*Exercise details*. Render the listing from the line containing "x-tick-label: 1.8 <box>32 1172 51 1188</box>" through the line containing "y-tick-label: 14/02/19 <box>238", both ends included, as a JSON list of strings with one string per line and no blank lines.

*Recorded information*.
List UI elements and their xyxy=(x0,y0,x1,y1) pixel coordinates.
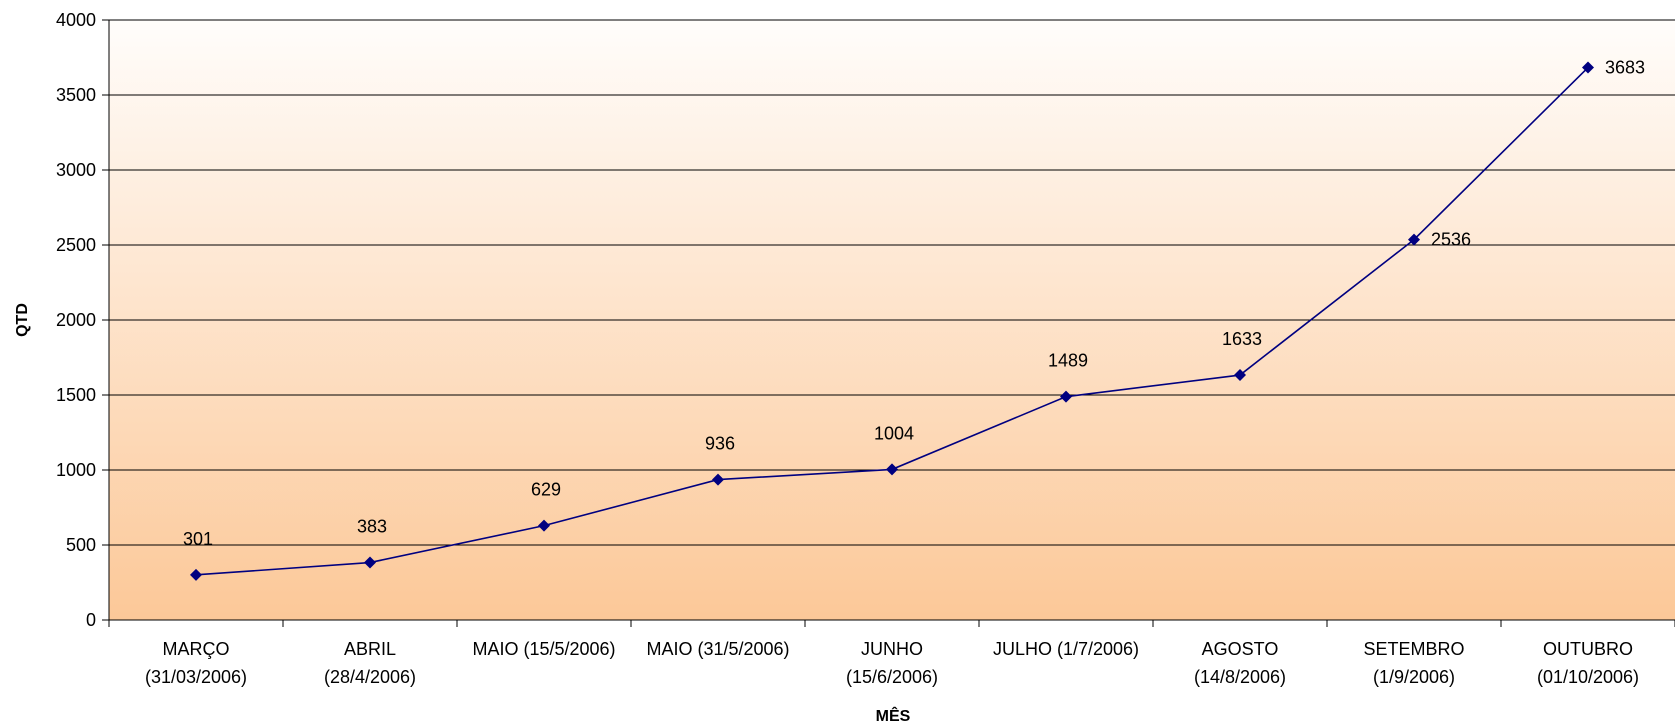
x-tick-label: SETEMBRO (1/9/2006) xyxy=(1363,639,1464,687)
x-tick-label-line: (14/8/2006) xyxy=(1194,667,1286,687)
y-tick-label: 3500 xyxy=(56,85,96,105)
y-tick-label: 3000 xyxy=(56,160,96,180)
x-tick-label: ABRIL (28/4/2006) xyxy=(324,639,416,687)
x-tick-label: AGOSTO (14/8/2006) xyxy=(1194,639,1286,687)
data-point-marker xyxy=(190,568,202,581)
x-tick-label-line: MARÇO xyxy=(163,639,230,659)
data-point-marker xyxy=(1408,233,1420,246)
x-tick-label: MAIO (15/5/2006) xyxy=(472,639,615,659)
y-tick-label: 2500 xyxy=(56,235,96,255)
data-point-marker xyxy=(712,473,724,486)
x-tick-label: JULHO (1/7/2006) xyxy=(993,639,1139,659)
data-label: 3683 xyxy=(1605,58,1645,78)
x-tick-label-line: MAIO (31/5/2006) xyxy=(646,639,789,659)
x-tick-label-line: (01/10/2006) xyxy=(1537,667,1639,687)
x-tick-label: MAIO (31/5/2006) xyxy=(646,639,789,659)
x-tick-label-line: (1/9/2006) xyxy=(1373,667,1455,687)
data-label: 1633 xyxy=(1222,329,1262,349)
y-tick-label: 500 xyxy=(66,535,96,555)
data-point-marker xyxy=(1234,369,1246,382)
x-tick-label: JUNHO (15/6/2006) xyxy=(846,639,938,687)
x-tick-label-line: MAIO (15/5/2006) xyxy=(472,639,615,659)
x-tick-label-line: ABRIL xyxy=(344,639,396,659)
x-tick-label: MARÇO (31/03/2006) xyxy=(145,639,247,687)
data-point-marker xyxy=(538,519,550,532)
x-tick-label-line: (28/4/2006) xyxy=(324,667,416,687)
data-point-marker xyxy=(1582,61,1594,74)
y-tick-label: 1000 xyxy=(56,460,96,480)
data-label: 383 xyxy=(357,517,387,537)
y-tick-label: 2000 xyxy=(56,310,96,330)
y-tick-label: 1500 xyxy=(56,385,96,405)
data-label: 936 xyxy=(705,434,735,454)
data-label: 629 xyxy=(531,480,561,500)
y-tick-label: 0 xyxy=(86,610,96,630)
x-tick-label-line: JULHO (1/7/2006) xyxy=(993,639,1139,659)
x-tick-label-line: (31/03/2006) xyxy=(145,667,247,687)
y-axis-title: QTD xyxy=(14,303,31,337)
data-label: 2536 xyxy=(1431,230,1471,250)
data-point-marker xyxy=(886,463,898,476)
x-tick-label-line: SETEMBRO xyxy=(1363,639,1464,659)
x-tick-label-line: OUTUBRO xyxy=(1543,639,1633,659)
data-point-marker xyxy=(364,556,376,569)
x-tick-label-line: (15/6/2006) xyxy=(846,667,938,687)
data-label: 301 xyxy=(183,529,213,549)
x-axis-title: MÊS xyxy=(876,706,911,725)
x-tick-label-line: AGOSTO xyxy=(1202,639,1279,659)
y-tick-label: 4000 xyxy=(56,10,96,30)
data-point-marker xyxy=(1060,390,1072,403)
data-label: 1489 xyxy=(1048,351,1088,371)
x-tick-label-line: JUNHO xyxy=(861,639,923,659)
data-label: 1004 xyxy=(874,423,914,443)
x-tick-label: OUTUBRO (01/10/2006) xyxy=(1537,639,1639,687)
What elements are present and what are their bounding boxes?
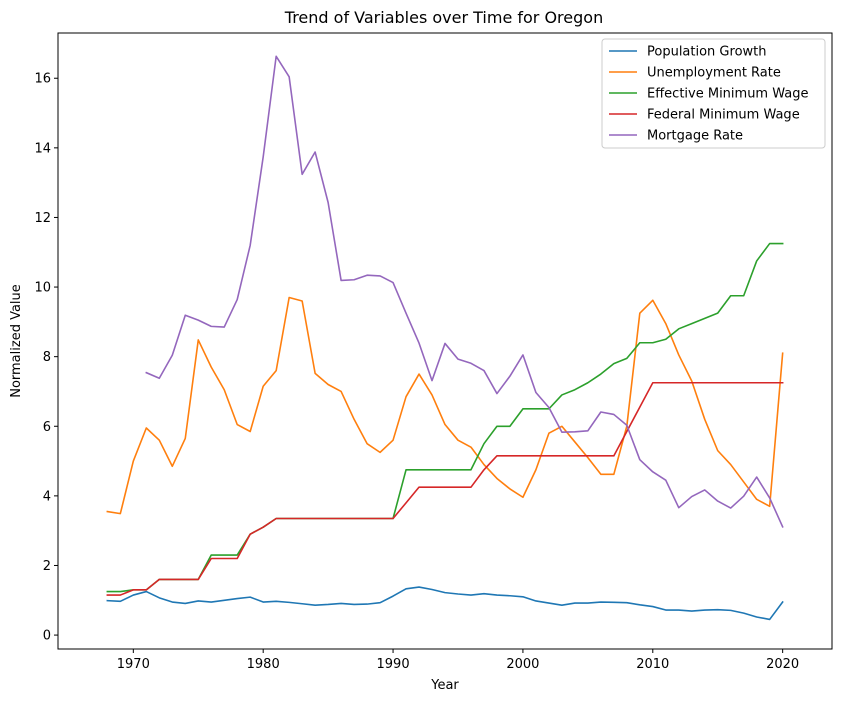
y-tick-label: 12 (34, 211, 51, 226)
y-tick-label: 4 (43, 489, 51, 504)
y-axis-label: Normalized Value (9, 284, 24, 398)
y-tick-label: 8 (43, 350, 51, 365)
y-tick-label: 10 (34, 281, 51, 296)
legend-label-unemployment-rate: Unemployment Rate (647, 66, 781, 81)
legend-label-federal-minimum-wage: Federal Minimum Wage (647, 108, 800, 123)
series-line-unemployment-rate (106, 296, 784, 515)
x-tick-label: 1990 (377, 657, 410, 672)
x-tick-label: 2000 (506, 657, 539, 672)
y-tick-label: 14 (34, 141, 51, 156)
x-tick-label: 1970 (117, 657, 150, 672)
legend: Population Growth Unemployment Rate Effect… (601, 38, 826, 149)
x-axis: 1970 1980 1990 2000 2010 2020 (117, 649, 799, 672)
y-tick-label: 16 (34, 72, 51, 87)
series-line-population-growth (106, 586, 784, 621)
plot-frame (57, 32, 833, 650)
series-line-mortgage-rate (145, 55, 784, 528)
legend-box (601, 38, 826, 149)
series-line-effective-minimum-wage (106, 242, 784, 593)
y-tick-label: 6 (43, 420, 51, 435)
legend-label-mortgage-rate: Mortgage Rate (647, 129, 743, 144)
y-axis: 0 2 4 6 8 10 12 14 16 (34, 72, 58, 644)
x-tick-label: 2010 (636, 657, 669, 672)
y-tick-label: 0 (43, 629, 51, 644)
x-axis-label: Year (430, 678, 459, 693)
legend-label-effective-minimum-wage: Effective Minimum Wage (647, 87, 808, 102)
x-tick-label: 2020 (766, 657, 799, 672)
chart-title: Trend of Variables over Time for Oregon (284, 8, 603, 27)
series-line-federal-minimum-wage (106, 381, 784, 596)
x-tick-label: 1980 (247, 657, 280, 672)
y-tick-label: 2 (43, 559, 51, 574)
plot-area (106, 55, 784, 621)
legend-label-population-growth: Population Growth (647, 45, 767, 60)
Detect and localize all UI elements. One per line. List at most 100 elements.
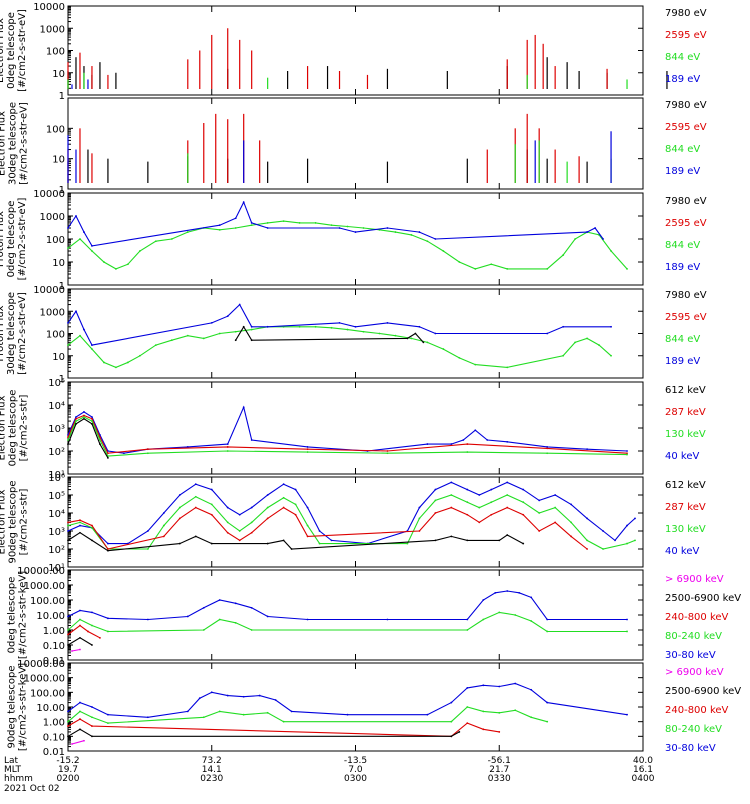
panel-5-series-red-point — [107, 452, 109, 455]
panel-4-series-blue-point — [434, 332, 437, 335]
panel-8-legend-entry: 240-800 keV — [665, 705, 729, 716]
panel-3-series-blue-point — [386, 227, 389, 229]
panel-6-series-blue-point — [194, 483, 197, 486]
panel-4-series-black-point — [422, 341, 425, 344]
panel-3-series-green-point — [266, 222, 269, 224]
panel-8-series-green-point — [482, 710, 485, 713]
panel-3-series-green-point — [410, 234, 413, 236]
panel-5-series-red-point — [626, 452, 628, 455]
panel-8-series-green-point — [202, 716, 205, 719]
panel-3-series-green-point — [330, 224, 333, 227]
panel-6-series-red-point — [210, 513, 213, 516]
panel-8-series-black-point — [79, 728, 81, 731]
panel-4-legend-entry: 2595 eV — [665, 312, 707, 323]
panel-8-series-green-point — [466, 706, 469, 708]
panel-3-series-green-point — [394, 231, 397, 233]
panel-6-series-red-point — [178, 517, 181, 520]
panel-4-series-green-point — [126, 361, 129, 364]
panel-6-series-green-point — [506, 494, 509, 496]
panel-6-series-black-point — [434, 539, 437, 542]
panel-6-series-red-point — [266, 517, 269, 520]
panel-4-series-green-point — [410, 337, 413, 340]
panel-6-series-green-point — [538, 512, 541, 514]
panel-7-series-blue-point — [506, 590, 509, 592]
panel-6-series-blue-point — [79, 524, 81, 527]
panel-6-series-red-point — [226, 531, 229, 534]
panel-5-legend-entry: 130 keV — [665, 429, 706, 440]
panel-3-series-green-point — [458, 261, 461, 263]
panel-6-series-green-point — [586, 539, 588, 542]
panel-8-series-blue-point — [210, 691, 213, 694]
panel-6-ylabel: Electron Flux — [0, 489, 8, 554]
panel-6-series-green-point — [554, 506, 557, 509]
panel-6-series-red-point — [162, 535, 165, 538]
panel-8-series-green-point — [67, 720, 69, 723]
panel-5-series-green-point — [75, 420, 77, 422]
panel-6-series-blue-point — [162, 512, 165, 514]
xaxis-tick-label: -13.5 — [344, 756, 367, 766]
panel-6-series-green-point — [318, 542, 321, 545]
panel-4-series-green-point — [610, 354, 612, 357]
panel-8-legend-entry: 2500-6900 keV — [665, 686, 741, 697]
panel-2-ytick-label: 100 — [46, 124, 65, 135]
panel-4-series-blue-point — [354, 325, 357, 328]
panel-3-series-green-point — [626, 268, 628, 270]
panel-2-ylabel: 30deg telescope — [8, 102, 19, 185]
panel-8-series-green-point — [530, 716, 533, 719]
panel-4-series-green-point — [91, 348, 93, 350]
panel-6-series-green-point — [570, 521, 573, 524]
panel-4-series-blue-point — [562, 325, 565, 328]
panel-6-series-blue-point — [614, 539, 616, 542]
panel-3-series-green-point — [138, 250, 141, 252]
panel-6-series-blue-point — [266, 494, 269, 496]
panel-5-series-blue-point — [91, 416, 93, 418]
panel-6-series-blue-point — [478, 494, 481, 496]
panel-8-ytick-label: 0.01 — [43, 747, 65, 758]
panel-6-series-red-point — [418, 530, 421, 532]
panel-5-legend-entry: 612 keV — [665, 385, 706, 396]
panel-5-ytick-label: 10² — [48, 447, 65, 458]
panel-5-series-red-point — [546, 447, 549, 450]
panel-6-ylabel: 90deg telescope — [8, 480, 19, 563]
panel-6-series-black-point — [498, 539, 501, 542]
xaxis-tick-label: 73.2 — [202, 756, 222, 766]
panel-7-ytick-label: 0.01 — [43, 656, 65, 667]
panel-3-series-blue-point — [586, 231, 588, 233]
panel-6-ytick-label: 10⁴ — [48, 509, 65, 520]
panel-5-series-blue-point — [506, 440, 509, 443]
panel-4-series-green-point — [67, 344, 69, 347]
panel-7-series-blue-point — [266, 615, 269, 618]
panel-4-series-blue-point — [250, 325, 253, 328]
panel-3-series-blue-point — [83, 231, 85, 233]
panel-5-series-green-point — [626, 453, 628, 456]
panel-5-legend-entry: 40 keV — [665, 451, 699, 462]
panel-4-series-black-point — [234, 339, 237, 342]
panel-6-series-black-point — [210, 542, 213, 545]
panel-7-ytick-label: 10.00 — [36, 611, 65, 622]
panel-6-series-blue-point — [107, 542, 109, 545]
panel-5-series-green-point — [91, 420, 93, 422]
xaxis-tick-label: 40.0 — [633, 756, 653, 766]
panel-5-ytick-label: 10⁵ — [48, 378, 65, 389]
panel-4-series-green-point — [346, 328, 349, 331]
panel-4-series-green-point — [154, 344, 157, 347]
panel-6-series-green-point — [91, 526, 93, 529]
panel-4-series-blue-point — [83, 328, 85, 331]
panel-8-series-black-point — [450, 735, 453, 738]
panel-8-series-red-point — [466, 722, 469, 724]
panel-2-legend-entry: 189 eV — [665, 166, 700, 177]
panel-4-series-green-point — [506, 366, 509, 369]
panel-6-series-green-point — [450, 494, 453, 496]
panel-5-series-green-point — [99, 439, 101, 441]
panel-3-series-green-point — [346, 225, 349, 228]
panel-3-series-blue-point — [354, 231, 357, 233]
panel-5-series-blue-point — [226, 443, 229, 445]
panel-1-legend-entry: 189 eV — [665, 74, 700, 85]
panel-4-series-green-point — [103, 361, 105, 364]
panel-7-series-green-point — [250, 629, 253, 631]
panel-3-series-blue-point — [67, 227, 69, 229]
panel-8-series-blue-point — [146, 716, 149, 719]
panel-3-series-blue-point — [338, 227, 341, 229]
panel-4-series-green-line — [67, 326, 612, 368]
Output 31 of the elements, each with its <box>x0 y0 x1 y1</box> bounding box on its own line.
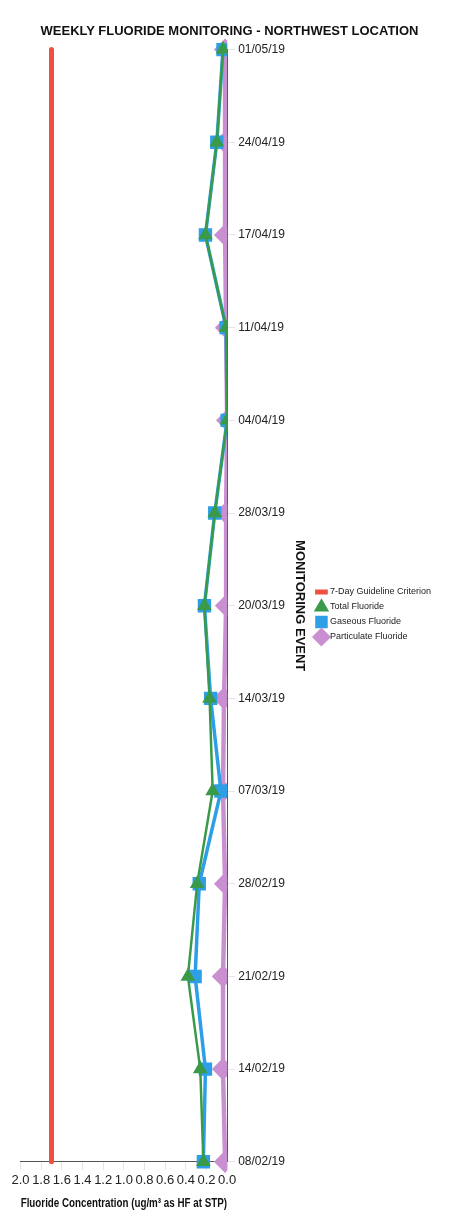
x-tick-label: 1.8 <box>32 1172 51 1188</box>
y-tick-label: 28/02/19 <box>238 876 286 891</box>
x-tick-label: 0.8 <box>135 1172 154 1188</box>
y-tick-label: 11/04/19 <box>238 319 285 334</box>
legend-label: Total Fluoride <box>329 601 384 612</box>
y-tick-label: 14/02/19 <box>238 1061 286 1076</box>
y-tick-label: 07/03/19 <box>238 783 286 798</box>
y-tick-label: 24/04/19 <box>238 134 286 149</box>
x-tick-label: 2.0 <box>11 1172 30 1188</box>
x-tick-label: 0.6 <box>156 1172 175 1188</box>
x-tick-label: 1.0 <box>114 1172 133 1188</box>
x-tick-label: 1.4 <box>73 1172 92 1188</box>
legend-label: Particulate Fluoride <box>329 631 408 642</box>
y-tick-label: 28/03/19 <box>238 505 286 520</box>
y-axis-title: MONITORING EVENT <box>293 540 309 672</box>
y-tick-label: 04/04/19 <box>238 412 286 427</box>
y-tick-label: 21/02/19 <box>238 968 286 983</box>
y-tick-label: 14/03/19 <box>238 690 286 705</box>
x-tick-label: 0.2 <box>197 1172 216 1188</box>
legend-label: 7-Day Guideline Criterion <box>329 586 431 597</box>
legend-label: Gaseous Fluoride <box>329 616 401 627</box>
y-tick-label: 01/05/19 <box>238 41 286 56</box>
x-axis-title: Fluoride Concentration (ug/m³ as HF at STP) <box>20 1195 228 1210</box>
x-tick-label: 1.2 <box>94 1172 113 1188</box>
chart-title: WEEKLY FLUORIDE MONITORING - NORTHWEST LOCATION <box>40 23 419 39</box>
x-tick-label: 1.6 <box>52 1172 71 1188</box>
x-tick-label: 0.4 <box>176 1172 195 1188</box>
x-tick-label: 0.0 <box>218 1172 237 1188</box>
y-tick-label: 08/02/19 <box>238 1154 286 1169</box>
y-tick-label: 17/04/19 <box>238 227 286 242</box>
y-tick-label: 20/03/19 <box>238 598 286 613</box>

*Response to the exercise*.
[
  "x-tick-label: 1.8 <box>32 1172 51 1188</box>",
  "y-tick-label: 28/02/19 <box>238 876 286 891</box>",
  "x-tick-label: 0.8 <box>135 1172 154 1188</box>",
  "y-tick-label: 11/04/19 <box>238 319 285 334</box>",
  "legend-label: Total Fluoride <box>329 601 384 612</box>",
  "y-tick-label: 14/02/19 <box>238 1061 286 1076</box>"
]